-- start Document segment --
Please enjoy our favorite tangy pickled cucamelons recipe. Between their small pop-in-your-mouth size, prolific growing habits, and natural hint of tart lime flavor, cucamelons are just begging to be pickled! This recipe is for refrigerator cucuamelon pickles, so that means it is incredibly quick, easy, and cool to make. No canning necessary! (though you could if you desire) Finally, did I mention they’re delicious?
What are Cucamelons?
Cucamelons, mouse melons, cucamelo, Mexican miniature watermelons… Despite their many cute names and baby melon-like appearance, cucamelons aren’t melons at all! Well, they are technically in the same Cucurbitaceae family, which includes squashes, melons, and cucumbers. Yet cucamelons are the latter – a variety of cucumber! If you’re on the hunt for seeds to grow your own, look for their formal names: Mexican sour gherkins or Melothria scabra. (Here, I found seeds for you!)
-- end Document segment --
**Prompt 1:**
Turn the entries, from the line containing "divider [0, 444, 577, 445]" through the end of the entries, into a Markdown table with the columns "No." and "Line", one row per line and blank lines left out.
-- start Stored records --
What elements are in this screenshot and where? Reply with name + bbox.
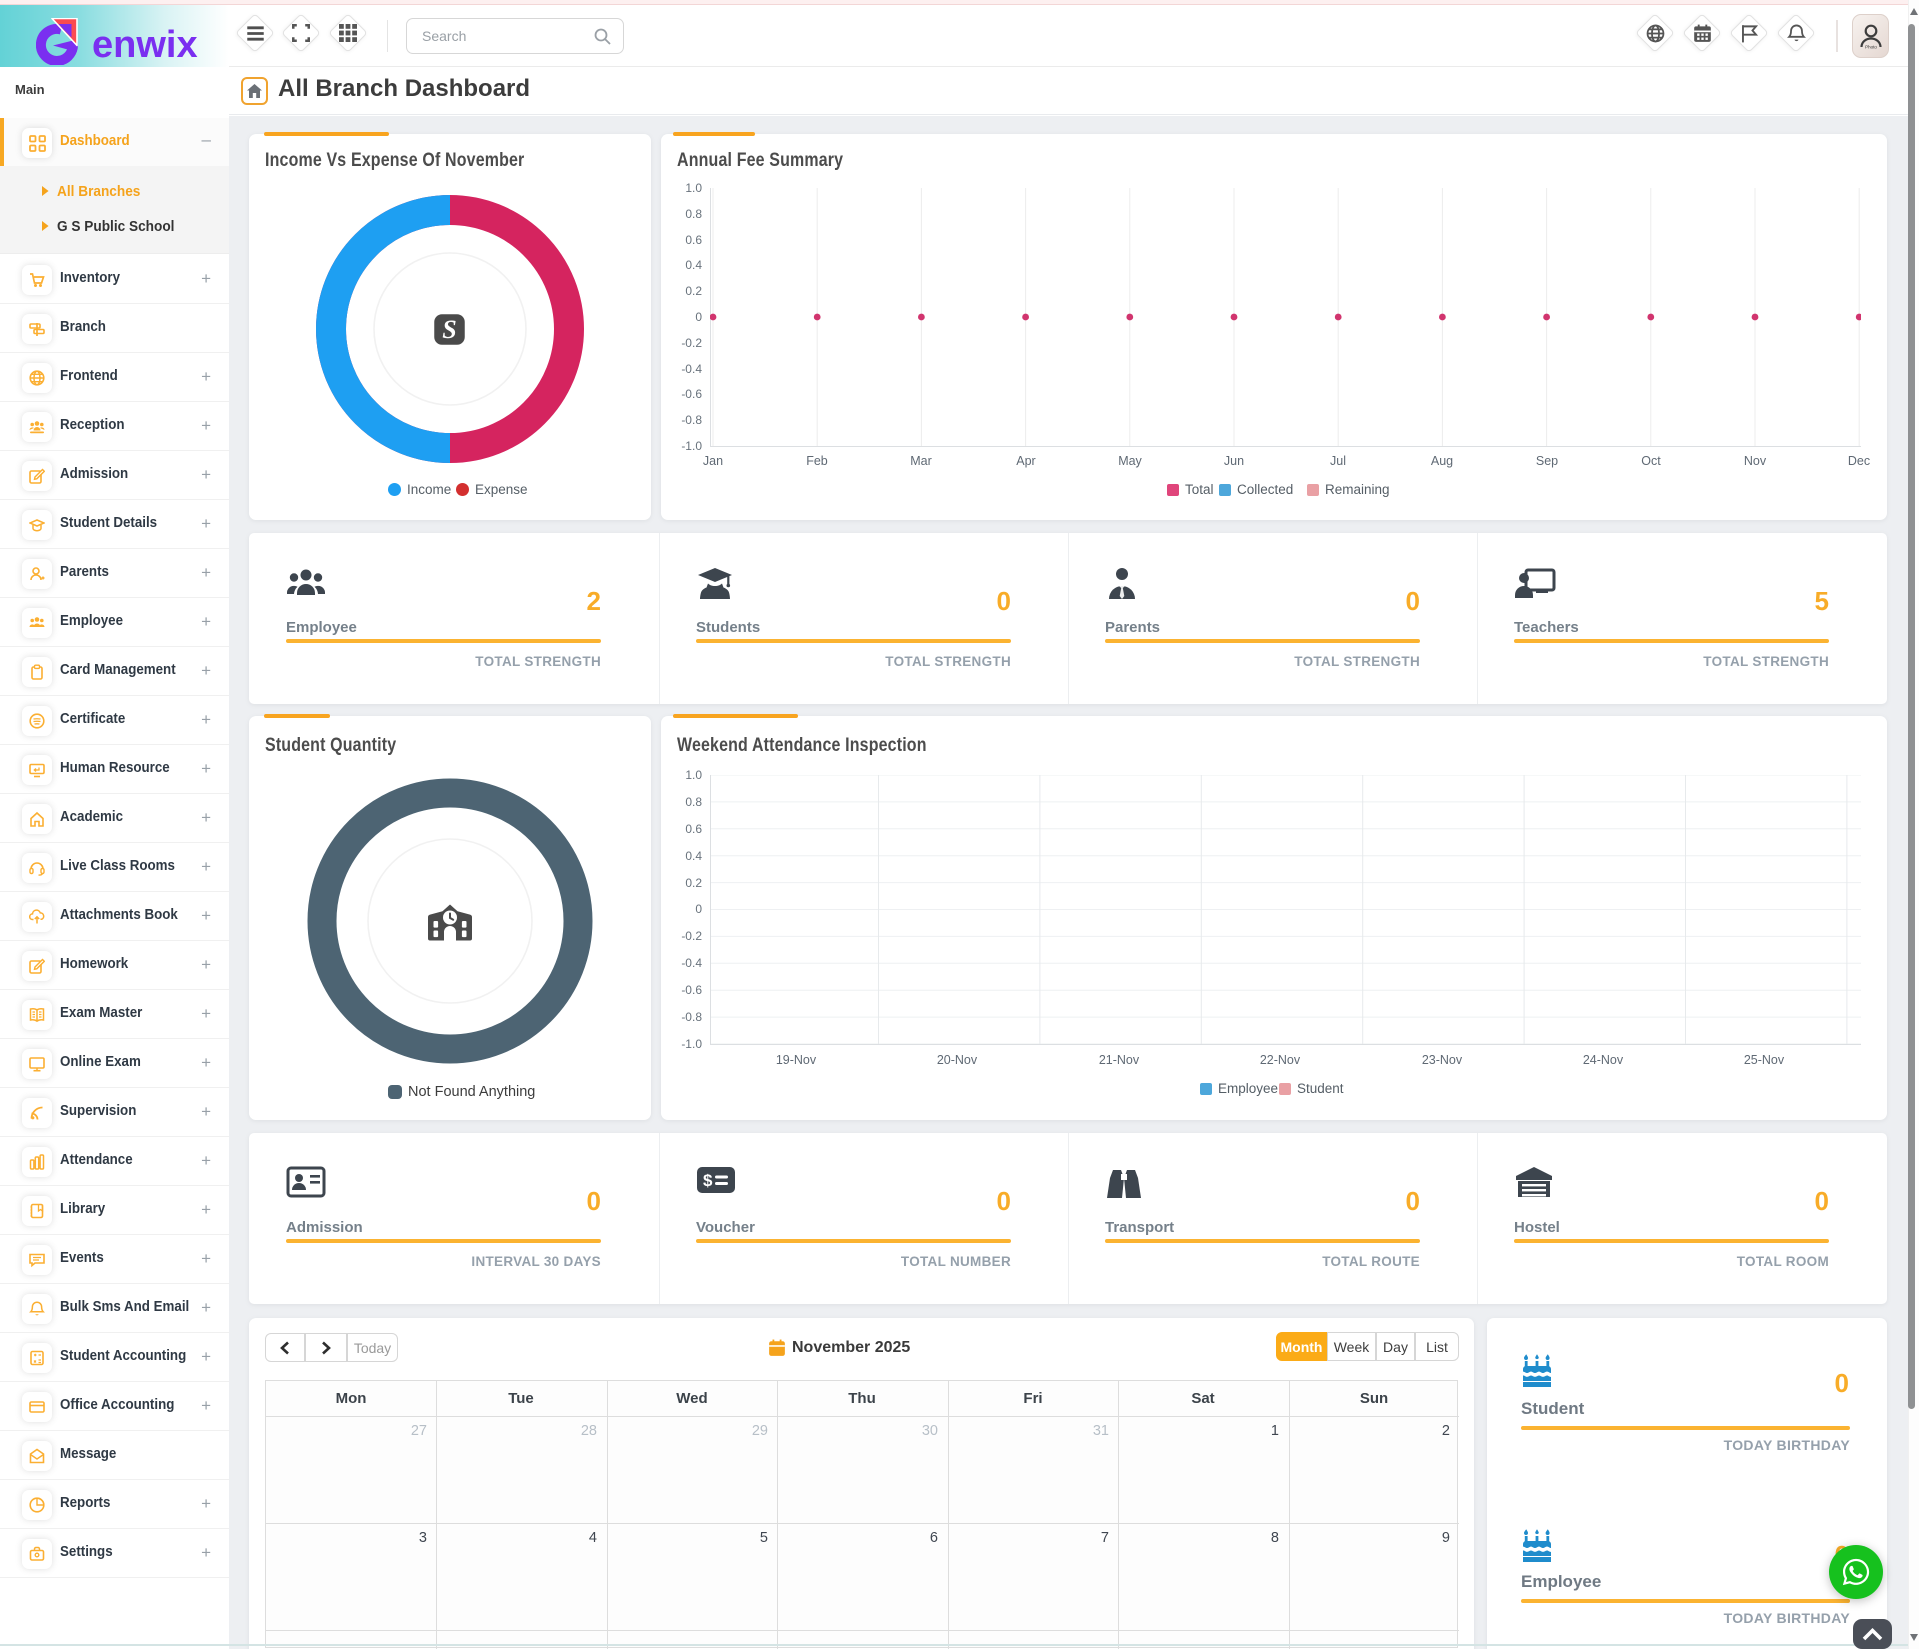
svg-text:Photo: Photo [1865,45,1877,50]
svg-text:$: $ [703,1171,713,1190]
svg-text:enwix: enwix [92,24,198,65]
svg-text:S: S [442,315,456,344]
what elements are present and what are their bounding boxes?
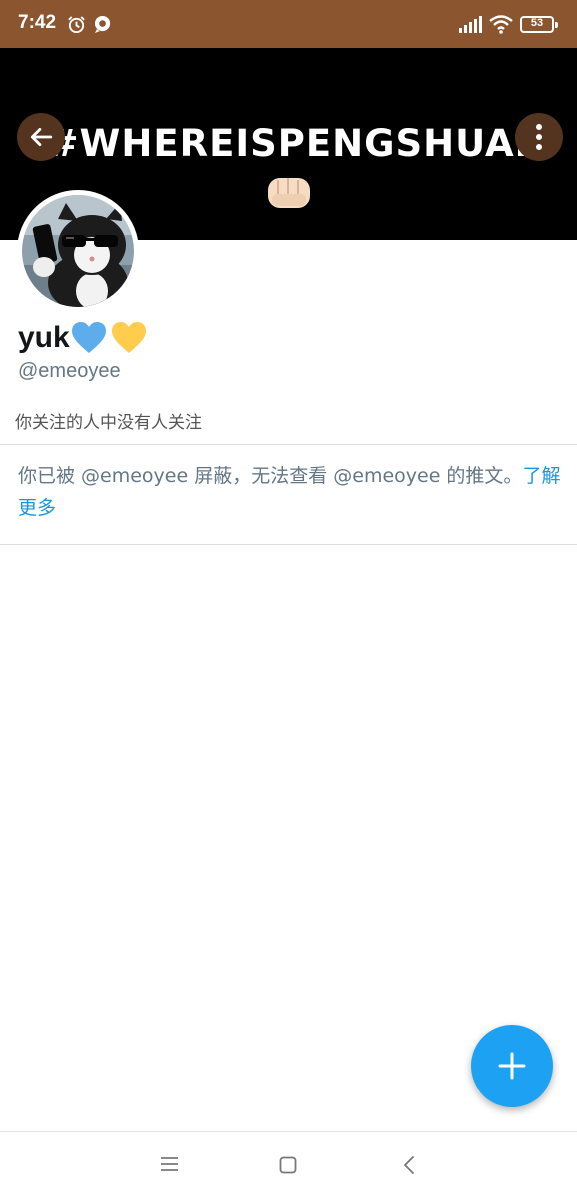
divider [0, 444, 577, 445]
system-nav-bar [0, 1131, 577, 1201]
followers-you-know: 你关注的人中没有人关注 [15, 413, 202, 433]
back-icon[interactable] [403, 1155, 415, 1175]
status-time: 7:42 [18, 12, 57, 33]
menu-icon[interactable] [160, 1156, 179, 1172]
divider [0, 544, 577, 545]
profile-name-text: yuk [18, 321, 70, 354]
battery-icon: 53 [520, 16, 558, 33]
compose-button[interactable] [471, 1025, 553, 1107]
blue-heart-icon [71, 322, 106, 353]
battery-level: 53 [530, 17, 544, 29]
fist-icon [268, 178, 310, 208]
back-arrow-icon [30, 128, 53, 146]
more-vertical-icon [536, 124, 542, 150]
avatar-image [22, 195, 134, 307]
blocked-notice-text: 你已被 @emeoyee 屏蔽，无法查看 @emeoyee 的推文。 [18, 465, 523, 487]
more-options-button[interactable] [515, 113, 563, 161]
plus-icon [498, 1052, 526, 1080]
status-bar: 7:42 53 [0, 0, 577, 48]
blocked-notice: 你已被 @emeoyee 屏蔽，无法查看 @emeoyee 的推文。了解更多 [18, 460, 563, 524]
app-notification-icon [94, 15, 111, 34]
banner-text: #WHEREISPENGSHUAI [47, 122, 530, 165]
profile-handle: @emeoyee [18, 360, 121, 382]
wifi-icon [489, 15, 513, 34]
alarm-icon [68, 16, 85, 34]
home-icon[interactable] [279, 1156, 297, 1174]
yellow-heart-icon [111, 322, 146, 353]
signal-icon [459, 16, 482, 33]
avatar[interactable] [17, 190, 139, 312]
back-button[interactable] [17, 113, 65, 161]
profile-name: yuk [18, 318, 147, 358]
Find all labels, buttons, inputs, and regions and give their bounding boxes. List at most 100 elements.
-- end Stored records --
**Prompt 2:**
According to the cucamelon recipe text, what formal names should you look for when hunting for cucamelon seeds?

**Expected output 1:**
| No. | Line |
|---|---|
| 1 | divider [0, 444, 577, 445] |
| 2 | system-nav-bar [0, 1131, 577, 1201] |
| 3 | followers-you-know: 你关注的人中没有人关注 [15, 413, 202, 433] |
| 4 | back-icon[interactable] [403, 1155, 415, 1175] |
| 5 | status-time: 7:42 [18, 12, 57, 33] |
| 6 | menu-icon[interactable] [160, 1156, 179, 1172] |
| 7 | divider [0, 544, 577, 545] |
| 8 | profile-name-text: yuk [18, 321, 70, 354] |
| 9 | battery-icon: 53 [520, 16, 558, 33] |
| 10 | compose-button[interactable] [471, 1025, 553, 1107] |
| 11 | blue-heart-icon [71, 322, 106, 353] |
| 12 | battery-level: 53 [530, 17, 544, 29] |
| 13 | fist-icon [268, 178, 310, 208] |
| 14 | back-arrow-icon [30, 128, 53, 146] |
| 15 | more-vertical-icon [536, 124, 542, 150] |
| 16 | avatar-image [22, 195, 134, 307] |
| 17 | blocked-notice-text: 你已被 @emeoyee 屏蔽，无法查看 @emeoyee 的推文。 [18, 465, 523, 487] |
| 18 | more-options-button[interactable] [515, 113, 563, 161] |
| 19 | plus-icon [498, 1052, 526, 1080] |
| 20 | status-bar: 7:42 53 [0, 0, 577, 48] |
| 21 | blocked-notice: 你已被 @emeoyee 屏蔽，无法查看 @emeoyee 的推文。了解更多 [18, 460, 563, 524] |
| 22 | app-notification-icon [94, 15, 111, 34] |
| 23 | banner-text: #WHEREISPENGSHUAI [47, 122, 530, 165] |
| 24 | profile-handle: @emeoyee [18, 360, 121, 382] |
| 25 | wifi-icon [489, 15, 513, 34] |
| 26 | alarm-icon [68, 16, 85, 34] |
| 27 | home-icon[interactable] [279, 1156, 297, 1174] |
| 28 | yellow-heart-icon [111, 322, 146, 353] |
| 29 | signal-icon [459, 16, 482, 33] |
| 30 | avatar[interactable] [17, 190, 139, 312] |
| 31 | back-button[interactable] [17, 113, 65, 161] |
| 32 | profile-name: yuk [18, 318, 147, 358] |
| 33 | Find all labels, buttons, inputs, and regions and give their bounding boxes. List at most 100 elements. |

**Expected output 2:**
Mexican sour gherkins or Melothria scabra.